Task directions: Copy each line of the listing below exactly.
[Begin Available data]
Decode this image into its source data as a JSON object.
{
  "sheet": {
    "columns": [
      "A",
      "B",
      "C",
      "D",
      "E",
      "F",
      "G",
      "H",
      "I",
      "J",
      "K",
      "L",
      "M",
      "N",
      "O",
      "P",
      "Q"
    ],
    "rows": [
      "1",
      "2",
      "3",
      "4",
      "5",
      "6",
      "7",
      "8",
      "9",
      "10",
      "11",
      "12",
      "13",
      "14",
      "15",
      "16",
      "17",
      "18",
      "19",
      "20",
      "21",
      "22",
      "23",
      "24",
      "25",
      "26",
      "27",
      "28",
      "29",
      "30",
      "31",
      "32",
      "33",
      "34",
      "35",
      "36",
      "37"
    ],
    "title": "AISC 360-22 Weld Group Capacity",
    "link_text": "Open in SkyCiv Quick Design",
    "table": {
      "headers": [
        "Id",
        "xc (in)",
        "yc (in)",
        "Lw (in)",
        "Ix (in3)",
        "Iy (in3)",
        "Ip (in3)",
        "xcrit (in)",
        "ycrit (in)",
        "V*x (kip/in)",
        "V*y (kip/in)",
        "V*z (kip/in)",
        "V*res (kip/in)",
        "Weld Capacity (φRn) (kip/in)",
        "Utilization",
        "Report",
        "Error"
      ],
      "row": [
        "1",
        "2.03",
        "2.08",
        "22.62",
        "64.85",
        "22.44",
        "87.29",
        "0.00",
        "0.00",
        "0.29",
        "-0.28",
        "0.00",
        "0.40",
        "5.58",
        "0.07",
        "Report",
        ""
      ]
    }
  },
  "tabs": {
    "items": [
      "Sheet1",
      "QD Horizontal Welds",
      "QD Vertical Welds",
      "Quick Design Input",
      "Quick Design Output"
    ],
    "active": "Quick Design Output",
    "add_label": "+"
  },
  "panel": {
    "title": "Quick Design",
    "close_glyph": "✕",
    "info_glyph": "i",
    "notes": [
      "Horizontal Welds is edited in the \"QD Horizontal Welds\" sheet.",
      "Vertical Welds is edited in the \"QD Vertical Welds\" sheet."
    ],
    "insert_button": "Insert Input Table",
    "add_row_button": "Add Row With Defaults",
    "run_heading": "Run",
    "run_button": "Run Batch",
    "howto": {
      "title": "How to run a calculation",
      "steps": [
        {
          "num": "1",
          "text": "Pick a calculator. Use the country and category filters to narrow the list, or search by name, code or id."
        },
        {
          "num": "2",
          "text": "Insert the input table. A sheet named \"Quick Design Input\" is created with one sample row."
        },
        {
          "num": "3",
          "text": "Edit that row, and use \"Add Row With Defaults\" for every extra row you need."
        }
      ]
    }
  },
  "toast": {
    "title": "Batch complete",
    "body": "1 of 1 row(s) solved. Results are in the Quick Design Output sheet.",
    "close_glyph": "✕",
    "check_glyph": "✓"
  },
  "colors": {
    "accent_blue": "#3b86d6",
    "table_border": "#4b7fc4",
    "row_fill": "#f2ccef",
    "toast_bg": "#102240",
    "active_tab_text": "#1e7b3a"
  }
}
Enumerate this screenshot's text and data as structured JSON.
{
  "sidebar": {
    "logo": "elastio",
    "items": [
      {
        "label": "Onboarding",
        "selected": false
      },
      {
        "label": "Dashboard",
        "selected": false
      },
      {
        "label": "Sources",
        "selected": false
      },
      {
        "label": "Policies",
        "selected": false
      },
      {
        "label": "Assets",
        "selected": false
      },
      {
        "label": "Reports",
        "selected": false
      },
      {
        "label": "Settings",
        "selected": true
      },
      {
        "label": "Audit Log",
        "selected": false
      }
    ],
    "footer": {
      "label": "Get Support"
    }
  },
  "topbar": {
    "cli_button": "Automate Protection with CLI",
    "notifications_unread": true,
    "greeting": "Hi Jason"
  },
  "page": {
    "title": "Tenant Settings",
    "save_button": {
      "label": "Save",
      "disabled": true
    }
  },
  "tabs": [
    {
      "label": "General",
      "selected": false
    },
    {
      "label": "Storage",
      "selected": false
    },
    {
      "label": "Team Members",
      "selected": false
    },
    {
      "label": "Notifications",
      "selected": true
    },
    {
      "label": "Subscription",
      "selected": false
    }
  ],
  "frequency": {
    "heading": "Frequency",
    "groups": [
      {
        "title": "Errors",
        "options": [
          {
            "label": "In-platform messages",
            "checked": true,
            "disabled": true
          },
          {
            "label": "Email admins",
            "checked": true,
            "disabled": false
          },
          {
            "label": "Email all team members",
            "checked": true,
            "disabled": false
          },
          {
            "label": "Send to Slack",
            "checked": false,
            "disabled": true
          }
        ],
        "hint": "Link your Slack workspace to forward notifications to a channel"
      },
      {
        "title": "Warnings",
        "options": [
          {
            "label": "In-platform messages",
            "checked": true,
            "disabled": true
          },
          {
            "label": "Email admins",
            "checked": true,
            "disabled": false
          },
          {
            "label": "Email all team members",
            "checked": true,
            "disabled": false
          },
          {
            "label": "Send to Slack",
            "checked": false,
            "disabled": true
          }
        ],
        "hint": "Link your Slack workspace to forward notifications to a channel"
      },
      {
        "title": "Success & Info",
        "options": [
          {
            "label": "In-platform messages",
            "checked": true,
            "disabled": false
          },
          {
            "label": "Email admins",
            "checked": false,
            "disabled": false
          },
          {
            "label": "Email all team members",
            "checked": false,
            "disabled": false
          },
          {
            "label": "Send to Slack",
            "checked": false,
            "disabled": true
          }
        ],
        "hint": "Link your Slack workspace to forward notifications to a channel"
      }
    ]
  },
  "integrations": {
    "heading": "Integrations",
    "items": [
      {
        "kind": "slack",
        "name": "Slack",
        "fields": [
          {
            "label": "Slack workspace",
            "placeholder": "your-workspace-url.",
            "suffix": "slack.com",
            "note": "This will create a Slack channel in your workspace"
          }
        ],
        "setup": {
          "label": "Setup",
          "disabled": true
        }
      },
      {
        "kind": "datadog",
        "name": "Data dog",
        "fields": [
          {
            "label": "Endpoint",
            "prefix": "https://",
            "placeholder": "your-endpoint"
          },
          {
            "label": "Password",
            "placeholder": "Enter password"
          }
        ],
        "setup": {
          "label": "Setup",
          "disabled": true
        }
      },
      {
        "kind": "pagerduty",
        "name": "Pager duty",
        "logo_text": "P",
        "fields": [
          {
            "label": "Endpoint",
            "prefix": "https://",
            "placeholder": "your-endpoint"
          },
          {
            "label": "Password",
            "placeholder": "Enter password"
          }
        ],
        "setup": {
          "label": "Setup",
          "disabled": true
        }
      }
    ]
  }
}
[End Available data]
Result for this exercise:
Decode this image into its source data as a JSON object.
{
  "sheet": {
    "columns": [
      "A",
      "B",
      "C",
      "D",
      "E",
      "F",
      "G",
      "H",
      "I",
      "J",
      "K",
      "L",
      "M",
      "N",
      "O",
      "P",
      "Q"
    ],
    "rows": [
      "1",
      "2",
      "3",
      "4",
      "5",
      "6",
      "7",
      "8",
      "9",
      "10",
      "11",
      "12",
      "13",
      "14",
      "15",
      "16",
      "17",
      "18",
      "19",
      "20",
      "21",
      "22",
      "23",
      "24",
      "25",
      "26",
      "27",
      "28",
      "29",
      "30",
      "31",
      "32",
      "33",
      "34",
      "35",
      "36",
      "37"
    ],
    "title": "AISC 360-22 Weld Group Capacity",
    "link_text": "Open in SkyCiv Quick Design",
    "table": {
      "headers": [
        "Id",
        "xc (in)",
        "yc (in)",
        "Lw (in)",
        "Ix (in3)",
        "Iy (in3)",
        "Ip (in3)",
        "xcrit (in)",
        "ycrit (in)",
        "V*x (kip/in)",
        "V*y (kip/in)",
        "V*z (kip/in)",
        "V*res (kip/in)",
        "Weld Capacity (φRn) (kip/in)",
        "Utilization",
        "Report",
        "Error"
      ],
      "row": [
        "1",
        "2.03",
        "2.08",
        "22.62",
        "64.85",
        "22.44",
        "87.29",
        "0.00",
        "0.00",
        "0.29",
        "-0.28",
        "0.00",
        "0.40",
        "5.58",
        "0.07",
        "Report",
        ""
      ]
    }
  },
  "tabs": {
    "items": [
      "Sheet1",
      "QD Horizontal Welds",
      "QD Vertical Welds",
      "Quick Design Input",
      "Quick Design Output"
    ],
    "active": "Quick Design Output",
    "add_label": "+"
  },
  "panel": {
    "title": "Quick Design",
    "close_glyph": "✕",
    "info_glyph": "i",
    "notes": [
      "Horizontal Welds is edited in the \"QD Horizontal Welds\" sheet.",
      "Vertical Welds is edited in the \"QD Vertical Welds\" sheet."
    ],
    "insert_button": "Insert Input Table",
    "add_row_button": "Add Row With Defaults",
    "run_heading": "Run",
    "run_button": "Run Batch",
    "howto": {
      "title": "How to run a calculation",
      "steps": [
        {
          "num": "1",
          "text": "Pick a calculator. Use the country and category filters to narrow the list, or search by name, code or id."
        },
        {
          "num": "2",
          "text": "Insert the input table. A sheet named \"Quick Design Input\" is created with one sample row."
        },
        {
          "num": "3",
          "text": "Edit that row, and use \"Add Row With Defaults\" for every extra row you need."
        }
      ]
    }
  },
  "toast": {
    "title": "Batch complete",
    "body": "1 of 1 row(s) solved. Results are in the Quick Design Output sheet.",
    "close_glyph": "✕",
    "check_glyph": "✓"
  },
  "colors": {
    "accent_blue": "#3b86d6",
    "table_border": "#4b7fc4",
    "row_fill": "#f2ccef",
    "toast_bg": "#102240",
    "active_tab_text": "#1e7b3a"
  }
}
Enumerate this screenshot's text and data as structured JSON.
{
  "sidebar": {
    "logo": "elastio",
    "items": [
      {
        "label": "Onboarding",
        "selected": false
      },
      {
        "label": "Dashboard",
        "selected": false
      },
      {
        "label": "Sources",
        "selected": false
      },
      {
        "label": "Policies",
        "selected": false
      },
      {
        "label": "Assets",
        "selected": false
      },
      {
        "label": "Reports",
        "selected": false
      },
      {
        "label": "Settings",
        "selected": true
      },
      {
        "label": "Audit Log",
        "selected": false
      }
    ],
    "footer": {
      "label": "Get Support"
    }
  },
  "topbar": {
    "cli_button": "Automate Protection with CLI",
    "notifications_unread": true,
    "greeting": "Hi Jason"
  },
  "page": {
    "title": "Tenant Settings",
    "save_button": {
      "label": "Save",
      "disabled": true
    }
  },
  "tabs": [
    {
      "label": "General",
      "selected": false
    },
    {
      "label": "Storage",
      "selected": false
    },
    {
      "label": "Team Members",
      "selected": false
    },
    {
      "label": "Notifications",
      "selected": true
    },
    {
      "label": "Subscription",
      "selected": false
    }
  ],
  "frequency": {
    "heading": "Frequency",
    "groups": [
      {
        "title": "Errors",
        "options": [
          {
            "label": "In-platform messages",
            "checked": true,
            "disabled": true
          },
          {
            "label": "Email admins",
            "checked": true,
            "disabled": false
          },
          {
            "label": "Email all team members",
            "checked": true,
            "disabled": false
          },
          {
            "label": "Send to Slack",
            "checked": false,
            "disabled": true
          }
        ],
        "hint": "Link your Slack workspace to forward notifications to a channel"
      },
      {
        "title": "Warnings",
        "options": [
          {
            "label": "In-platform messages",
            "checked": true,
            "disabled": true
          },
          {
            "label": "Email admins",
            "checked": true,
            "disabled": false
          },
          {
            "label": "Email all team members",
            "checked": true,
            "disabled": false
          },
          {
            "label": "Send to Slack",
            "checked": false,
            "disabled": true
          }
        ],
        "hint": "Link your Slack workspace to forward notifications to a channel"
      },
      {
        "title": "Success & Info",
        "options": [
          {
            "label": "In-platform messages",
            "checked": true,
            "disabled": false
          },
          {
            "label": "Email admins",
            "checked": false,
            "disabled": false
          },
          {
            "label": "Email all team members",
            "checked": false,
            "disabled": false
          },
          {
            "label": "Send to Slack",
            "checked": false,
            "disabled": true
          }
        ],
        "hint": "Link your Slack workspace to forward notifications to a channel"
      }
    ]
  },
  "integrations": {
    "heading": "Integrations",
    "items": [
      {
        "kind": "slack",
        "name": "Slack",
        "fields": [
          {
            "label": "Slack workspace",
            "placeholder": "your-workspace-url.",
            "suffix": "slack.com",
            "note": "This will create a Slack channel in your workspace"
          }
        ],
        "setup": {
          "label": "Setup",
          "disabled": true
        }
      },
      {
        "kind": "datadog",
        "name": "Data dog",
        "fields": [
          {
            "label": "Endpoint",
            "prefix": "https://",
            "placeholder": "your-endpoint"
          },
          {
            "label": "Password",
            "placeholder": "Enter password"
          }
        ],
        "setup": {
          "label": "Setup",
          "disabled": true
        }
      },
      {
        "kind": "pagerduty",
        "name": "Pager duty",
        "logo_text": "P",
        "fields": [
          {
            "label": "Endpoint",
            "prefix": "https://",
            "placeholder": "your-endpoint"
          },
          {
            "label": "Password",
            "placeholder": "Enter password"
          }
        ],
        "setup": {
          "label": "Setup",
          "disabled": true
        }
      }
    ]
  }
}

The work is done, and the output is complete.